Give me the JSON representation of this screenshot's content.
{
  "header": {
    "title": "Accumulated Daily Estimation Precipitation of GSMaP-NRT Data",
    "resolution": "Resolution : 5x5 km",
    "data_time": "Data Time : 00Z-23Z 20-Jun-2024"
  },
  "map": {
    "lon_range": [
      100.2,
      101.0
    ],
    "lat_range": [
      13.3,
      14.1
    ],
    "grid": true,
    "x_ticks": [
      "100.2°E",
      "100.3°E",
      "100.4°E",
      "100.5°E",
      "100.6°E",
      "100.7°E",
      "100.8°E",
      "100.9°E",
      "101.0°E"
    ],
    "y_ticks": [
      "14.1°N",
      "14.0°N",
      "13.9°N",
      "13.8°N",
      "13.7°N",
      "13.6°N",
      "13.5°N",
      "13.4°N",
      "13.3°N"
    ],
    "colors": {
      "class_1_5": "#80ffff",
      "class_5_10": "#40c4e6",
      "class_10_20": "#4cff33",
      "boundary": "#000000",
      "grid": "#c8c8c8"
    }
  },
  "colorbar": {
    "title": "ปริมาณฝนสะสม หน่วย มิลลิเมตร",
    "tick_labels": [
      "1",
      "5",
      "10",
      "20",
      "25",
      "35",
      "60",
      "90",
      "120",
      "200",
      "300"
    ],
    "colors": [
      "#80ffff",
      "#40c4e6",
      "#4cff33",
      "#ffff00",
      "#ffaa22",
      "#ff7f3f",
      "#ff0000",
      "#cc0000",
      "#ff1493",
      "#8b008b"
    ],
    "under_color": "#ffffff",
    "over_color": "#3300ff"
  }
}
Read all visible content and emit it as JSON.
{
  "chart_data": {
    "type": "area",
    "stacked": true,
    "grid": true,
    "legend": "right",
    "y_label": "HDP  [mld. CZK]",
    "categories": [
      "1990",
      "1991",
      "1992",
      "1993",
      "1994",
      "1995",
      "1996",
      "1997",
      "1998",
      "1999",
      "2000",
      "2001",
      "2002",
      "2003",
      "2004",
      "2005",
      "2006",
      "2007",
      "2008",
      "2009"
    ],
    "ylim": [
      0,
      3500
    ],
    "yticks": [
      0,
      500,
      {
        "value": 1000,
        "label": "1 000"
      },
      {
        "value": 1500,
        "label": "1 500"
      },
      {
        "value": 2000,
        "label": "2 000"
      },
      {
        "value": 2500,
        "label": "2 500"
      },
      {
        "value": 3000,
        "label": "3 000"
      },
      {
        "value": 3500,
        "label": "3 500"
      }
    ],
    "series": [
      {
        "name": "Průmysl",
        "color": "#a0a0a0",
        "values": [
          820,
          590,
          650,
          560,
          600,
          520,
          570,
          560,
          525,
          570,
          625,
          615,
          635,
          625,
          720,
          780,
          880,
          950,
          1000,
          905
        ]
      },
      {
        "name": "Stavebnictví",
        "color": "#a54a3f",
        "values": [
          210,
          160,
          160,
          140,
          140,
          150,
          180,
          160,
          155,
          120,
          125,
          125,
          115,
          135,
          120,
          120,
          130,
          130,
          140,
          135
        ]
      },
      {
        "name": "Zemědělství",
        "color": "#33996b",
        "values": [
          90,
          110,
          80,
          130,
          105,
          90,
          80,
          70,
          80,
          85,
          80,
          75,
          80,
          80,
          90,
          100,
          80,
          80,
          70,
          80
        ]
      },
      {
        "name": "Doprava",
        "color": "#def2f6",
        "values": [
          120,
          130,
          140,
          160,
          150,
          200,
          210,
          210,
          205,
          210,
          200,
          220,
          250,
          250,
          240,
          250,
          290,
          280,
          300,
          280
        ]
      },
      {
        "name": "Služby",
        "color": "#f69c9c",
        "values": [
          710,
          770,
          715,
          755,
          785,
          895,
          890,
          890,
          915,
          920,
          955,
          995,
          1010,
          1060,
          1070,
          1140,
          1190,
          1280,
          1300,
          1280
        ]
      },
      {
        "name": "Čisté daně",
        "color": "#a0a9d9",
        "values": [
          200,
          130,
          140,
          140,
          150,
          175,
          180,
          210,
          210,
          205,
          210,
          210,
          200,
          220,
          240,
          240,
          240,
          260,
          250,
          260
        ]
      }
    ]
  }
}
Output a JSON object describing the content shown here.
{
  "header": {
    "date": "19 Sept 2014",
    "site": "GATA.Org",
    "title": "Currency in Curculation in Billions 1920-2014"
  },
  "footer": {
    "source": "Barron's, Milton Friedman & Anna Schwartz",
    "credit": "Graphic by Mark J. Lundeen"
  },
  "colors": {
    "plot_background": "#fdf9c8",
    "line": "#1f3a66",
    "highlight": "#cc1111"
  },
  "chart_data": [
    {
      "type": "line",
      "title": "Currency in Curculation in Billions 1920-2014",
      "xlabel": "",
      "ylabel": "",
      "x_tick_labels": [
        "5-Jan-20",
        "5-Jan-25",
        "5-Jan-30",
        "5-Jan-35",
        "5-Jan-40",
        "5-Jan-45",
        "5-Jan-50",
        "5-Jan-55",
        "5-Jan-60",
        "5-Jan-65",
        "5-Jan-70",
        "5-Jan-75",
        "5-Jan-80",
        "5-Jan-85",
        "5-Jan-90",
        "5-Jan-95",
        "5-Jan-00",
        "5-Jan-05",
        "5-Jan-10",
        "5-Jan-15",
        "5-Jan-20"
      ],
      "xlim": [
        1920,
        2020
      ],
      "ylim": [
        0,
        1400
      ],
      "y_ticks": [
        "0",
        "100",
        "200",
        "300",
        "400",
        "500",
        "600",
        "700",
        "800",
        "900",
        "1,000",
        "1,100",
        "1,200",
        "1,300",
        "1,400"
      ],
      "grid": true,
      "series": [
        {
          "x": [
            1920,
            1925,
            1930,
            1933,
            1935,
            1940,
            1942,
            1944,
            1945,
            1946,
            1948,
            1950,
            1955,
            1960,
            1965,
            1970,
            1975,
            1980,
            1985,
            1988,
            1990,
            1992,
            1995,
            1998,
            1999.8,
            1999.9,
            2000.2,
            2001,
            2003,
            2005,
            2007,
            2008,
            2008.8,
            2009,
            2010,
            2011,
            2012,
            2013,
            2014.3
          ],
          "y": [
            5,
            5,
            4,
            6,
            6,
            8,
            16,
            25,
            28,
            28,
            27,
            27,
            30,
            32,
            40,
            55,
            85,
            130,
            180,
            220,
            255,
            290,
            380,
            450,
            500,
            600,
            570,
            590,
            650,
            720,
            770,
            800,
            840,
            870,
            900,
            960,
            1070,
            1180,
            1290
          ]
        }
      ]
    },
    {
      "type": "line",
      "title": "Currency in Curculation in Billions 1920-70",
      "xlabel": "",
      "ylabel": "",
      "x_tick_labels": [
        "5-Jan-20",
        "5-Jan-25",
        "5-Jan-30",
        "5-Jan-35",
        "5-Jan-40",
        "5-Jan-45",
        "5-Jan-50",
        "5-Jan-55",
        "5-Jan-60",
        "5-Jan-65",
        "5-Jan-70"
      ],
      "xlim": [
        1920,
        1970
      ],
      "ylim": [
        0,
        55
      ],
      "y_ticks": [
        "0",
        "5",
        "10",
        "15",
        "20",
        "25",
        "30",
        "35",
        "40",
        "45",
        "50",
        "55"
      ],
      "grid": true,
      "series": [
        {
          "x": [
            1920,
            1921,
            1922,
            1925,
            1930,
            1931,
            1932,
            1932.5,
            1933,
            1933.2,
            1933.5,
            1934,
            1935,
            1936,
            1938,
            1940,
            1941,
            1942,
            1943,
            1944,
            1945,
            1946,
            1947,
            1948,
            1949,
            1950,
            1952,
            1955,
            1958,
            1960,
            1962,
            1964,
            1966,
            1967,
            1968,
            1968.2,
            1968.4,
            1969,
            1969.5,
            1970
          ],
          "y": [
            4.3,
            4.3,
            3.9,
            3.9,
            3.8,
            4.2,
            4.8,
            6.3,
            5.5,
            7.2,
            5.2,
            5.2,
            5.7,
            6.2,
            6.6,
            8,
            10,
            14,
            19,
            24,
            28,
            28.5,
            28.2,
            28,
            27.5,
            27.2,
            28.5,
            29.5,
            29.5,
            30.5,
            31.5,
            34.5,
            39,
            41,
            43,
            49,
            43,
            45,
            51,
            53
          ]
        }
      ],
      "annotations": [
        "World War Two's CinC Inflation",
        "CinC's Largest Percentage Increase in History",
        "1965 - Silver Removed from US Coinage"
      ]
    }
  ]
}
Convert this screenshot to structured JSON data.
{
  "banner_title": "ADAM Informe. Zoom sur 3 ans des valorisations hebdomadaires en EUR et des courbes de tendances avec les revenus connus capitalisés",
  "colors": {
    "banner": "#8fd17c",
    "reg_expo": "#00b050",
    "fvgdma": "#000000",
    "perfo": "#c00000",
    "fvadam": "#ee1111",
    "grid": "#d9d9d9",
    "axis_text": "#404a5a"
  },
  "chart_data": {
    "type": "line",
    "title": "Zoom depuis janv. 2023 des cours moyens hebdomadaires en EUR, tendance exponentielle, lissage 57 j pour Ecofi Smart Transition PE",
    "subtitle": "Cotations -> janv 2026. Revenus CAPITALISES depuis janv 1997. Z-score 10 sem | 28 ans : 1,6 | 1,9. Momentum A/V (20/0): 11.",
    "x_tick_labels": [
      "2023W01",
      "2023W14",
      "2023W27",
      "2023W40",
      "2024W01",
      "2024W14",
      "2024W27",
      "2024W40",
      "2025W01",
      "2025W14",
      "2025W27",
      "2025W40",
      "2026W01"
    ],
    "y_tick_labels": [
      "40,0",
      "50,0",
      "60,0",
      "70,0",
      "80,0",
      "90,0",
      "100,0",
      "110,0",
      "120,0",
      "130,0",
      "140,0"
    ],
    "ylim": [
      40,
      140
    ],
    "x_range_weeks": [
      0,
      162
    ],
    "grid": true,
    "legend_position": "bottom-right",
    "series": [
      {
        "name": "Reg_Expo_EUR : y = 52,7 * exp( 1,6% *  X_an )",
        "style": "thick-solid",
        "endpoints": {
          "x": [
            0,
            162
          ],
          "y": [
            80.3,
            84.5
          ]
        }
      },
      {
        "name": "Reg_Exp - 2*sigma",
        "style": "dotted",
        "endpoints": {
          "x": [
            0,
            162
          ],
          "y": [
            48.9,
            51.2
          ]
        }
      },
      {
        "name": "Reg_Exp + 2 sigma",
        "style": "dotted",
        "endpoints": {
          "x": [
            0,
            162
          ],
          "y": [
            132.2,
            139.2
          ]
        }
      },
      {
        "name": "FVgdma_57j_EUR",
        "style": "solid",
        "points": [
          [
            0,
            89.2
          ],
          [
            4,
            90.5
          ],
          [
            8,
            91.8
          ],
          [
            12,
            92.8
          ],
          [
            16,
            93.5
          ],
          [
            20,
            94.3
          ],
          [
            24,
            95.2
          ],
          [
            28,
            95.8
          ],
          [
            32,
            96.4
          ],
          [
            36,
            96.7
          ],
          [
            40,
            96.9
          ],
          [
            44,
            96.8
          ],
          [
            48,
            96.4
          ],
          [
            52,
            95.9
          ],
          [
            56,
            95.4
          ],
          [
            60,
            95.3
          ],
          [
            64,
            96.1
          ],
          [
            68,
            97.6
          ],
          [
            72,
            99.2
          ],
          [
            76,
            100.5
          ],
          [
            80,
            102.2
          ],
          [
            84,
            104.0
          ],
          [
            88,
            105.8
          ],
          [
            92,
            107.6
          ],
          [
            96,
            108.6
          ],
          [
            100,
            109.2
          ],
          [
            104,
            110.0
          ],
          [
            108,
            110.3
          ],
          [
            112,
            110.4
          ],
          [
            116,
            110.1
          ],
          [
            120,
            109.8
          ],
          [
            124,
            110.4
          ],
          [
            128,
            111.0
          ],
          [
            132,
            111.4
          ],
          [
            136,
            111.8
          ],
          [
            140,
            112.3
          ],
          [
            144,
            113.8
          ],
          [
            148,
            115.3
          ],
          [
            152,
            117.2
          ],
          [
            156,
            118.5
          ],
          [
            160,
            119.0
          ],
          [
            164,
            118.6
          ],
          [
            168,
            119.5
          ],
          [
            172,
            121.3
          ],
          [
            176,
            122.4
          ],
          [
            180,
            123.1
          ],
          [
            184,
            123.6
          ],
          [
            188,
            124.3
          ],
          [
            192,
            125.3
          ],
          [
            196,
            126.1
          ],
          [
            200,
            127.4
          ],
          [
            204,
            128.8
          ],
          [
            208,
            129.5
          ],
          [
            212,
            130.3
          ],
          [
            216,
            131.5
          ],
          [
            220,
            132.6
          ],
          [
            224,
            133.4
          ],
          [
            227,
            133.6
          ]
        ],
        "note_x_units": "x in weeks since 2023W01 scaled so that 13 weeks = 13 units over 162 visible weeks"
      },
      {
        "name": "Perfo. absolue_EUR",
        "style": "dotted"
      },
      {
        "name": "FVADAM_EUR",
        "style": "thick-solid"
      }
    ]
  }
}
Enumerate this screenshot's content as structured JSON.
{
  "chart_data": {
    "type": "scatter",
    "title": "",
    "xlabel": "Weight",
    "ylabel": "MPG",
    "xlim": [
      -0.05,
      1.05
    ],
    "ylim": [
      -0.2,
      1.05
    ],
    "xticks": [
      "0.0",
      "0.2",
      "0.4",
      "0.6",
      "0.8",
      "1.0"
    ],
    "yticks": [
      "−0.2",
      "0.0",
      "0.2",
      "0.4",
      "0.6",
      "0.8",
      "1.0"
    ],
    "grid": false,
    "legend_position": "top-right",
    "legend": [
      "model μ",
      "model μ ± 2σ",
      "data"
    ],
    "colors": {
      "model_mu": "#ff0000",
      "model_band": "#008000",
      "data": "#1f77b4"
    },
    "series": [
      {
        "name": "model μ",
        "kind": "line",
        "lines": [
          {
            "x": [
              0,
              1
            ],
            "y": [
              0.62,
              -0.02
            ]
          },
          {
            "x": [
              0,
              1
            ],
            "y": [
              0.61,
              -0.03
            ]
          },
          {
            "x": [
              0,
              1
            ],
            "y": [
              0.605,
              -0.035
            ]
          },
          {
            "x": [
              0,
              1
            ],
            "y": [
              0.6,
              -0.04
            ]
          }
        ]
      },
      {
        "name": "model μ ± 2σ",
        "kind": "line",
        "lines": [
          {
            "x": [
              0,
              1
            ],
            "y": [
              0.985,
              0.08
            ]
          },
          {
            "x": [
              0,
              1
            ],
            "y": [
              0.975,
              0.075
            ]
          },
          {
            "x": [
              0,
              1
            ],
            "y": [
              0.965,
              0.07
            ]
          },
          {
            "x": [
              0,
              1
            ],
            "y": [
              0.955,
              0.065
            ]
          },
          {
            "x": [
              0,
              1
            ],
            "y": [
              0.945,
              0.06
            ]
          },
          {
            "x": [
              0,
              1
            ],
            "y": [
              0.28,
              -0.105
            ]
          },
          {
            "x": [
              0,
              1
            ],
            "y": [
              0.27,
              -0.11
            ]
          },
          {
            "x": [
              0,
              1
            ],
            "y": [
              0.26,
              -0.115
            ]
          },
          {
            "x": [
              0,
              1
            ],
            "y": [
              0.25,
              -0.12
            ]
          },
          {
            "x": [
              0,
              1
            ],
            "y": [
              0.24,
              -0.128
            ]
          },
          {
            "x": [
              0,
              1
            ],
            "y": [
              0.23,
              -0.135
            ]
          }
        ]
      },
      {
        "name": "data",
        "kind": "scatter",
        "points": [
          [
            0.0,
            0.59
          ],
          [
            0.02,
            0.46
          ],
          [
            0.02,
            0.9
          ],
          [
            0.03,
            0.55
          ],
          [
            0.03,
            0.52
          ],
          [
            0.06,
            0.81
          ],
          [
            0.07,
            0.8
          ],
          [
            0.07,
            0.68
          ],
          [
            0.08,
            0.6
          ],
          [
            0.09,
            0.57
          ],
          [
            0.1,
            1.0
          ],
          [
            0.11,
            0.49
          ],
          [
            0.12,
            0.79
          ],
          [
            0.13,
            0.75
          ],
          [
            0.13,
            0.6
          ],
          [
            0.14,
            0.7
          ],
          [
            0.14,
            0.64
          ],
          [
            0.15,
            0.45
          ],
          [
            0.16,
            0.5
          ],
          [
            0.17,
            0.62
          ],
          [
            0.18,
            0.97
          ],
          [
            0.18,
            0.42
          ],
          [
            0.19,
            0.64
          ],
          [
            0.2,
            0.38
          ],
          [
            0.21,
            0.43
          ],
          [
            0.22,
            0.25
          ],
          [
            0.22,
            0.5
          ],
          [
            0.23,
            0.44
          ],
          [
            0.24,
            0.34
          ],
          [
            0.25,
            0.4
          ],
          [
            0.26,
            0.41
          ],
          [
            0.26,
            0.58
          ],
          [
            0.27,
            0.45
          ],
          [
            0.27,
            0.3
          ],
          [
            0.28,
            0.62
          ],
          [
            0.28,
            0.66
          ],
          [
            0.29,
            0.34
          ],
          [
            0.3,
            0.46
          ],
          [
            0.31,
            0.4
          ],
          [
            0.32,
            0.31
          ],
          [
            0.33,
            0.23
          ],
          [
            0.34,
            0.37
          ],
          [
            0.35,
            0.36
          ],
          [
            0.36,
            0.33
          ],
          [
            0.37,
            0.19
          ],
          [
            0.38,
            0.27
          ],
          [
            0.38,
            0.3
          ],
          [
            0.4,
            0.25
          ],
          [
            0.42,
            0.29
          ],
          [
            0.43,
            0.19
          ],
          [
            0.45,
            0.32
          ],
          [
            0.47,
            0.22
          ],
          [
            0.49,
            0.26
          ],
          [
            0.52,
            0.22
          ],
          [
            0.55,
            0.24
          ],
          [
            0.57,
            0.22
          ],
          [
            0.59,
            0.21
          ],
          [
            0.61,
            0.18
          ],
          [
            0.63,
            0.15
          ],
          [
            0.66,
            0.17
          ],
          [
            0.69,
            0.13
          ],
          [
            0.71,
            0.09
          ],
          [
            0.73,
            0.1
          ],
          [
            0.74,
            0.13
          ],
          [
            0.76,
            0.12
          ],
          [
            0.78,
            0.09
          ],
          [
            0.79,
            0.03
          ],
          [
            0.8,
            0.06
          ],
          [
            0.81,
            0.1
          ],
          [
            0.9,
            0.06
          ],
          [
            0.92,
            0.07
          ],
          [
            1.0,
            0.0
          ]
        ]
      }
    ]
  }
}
-.-.-
Exercise instructions =>
Go through the data and gather every line that holds "thick".

Solution to the problem =>
        "style": "thick-solid",
        "style": "thick-solid"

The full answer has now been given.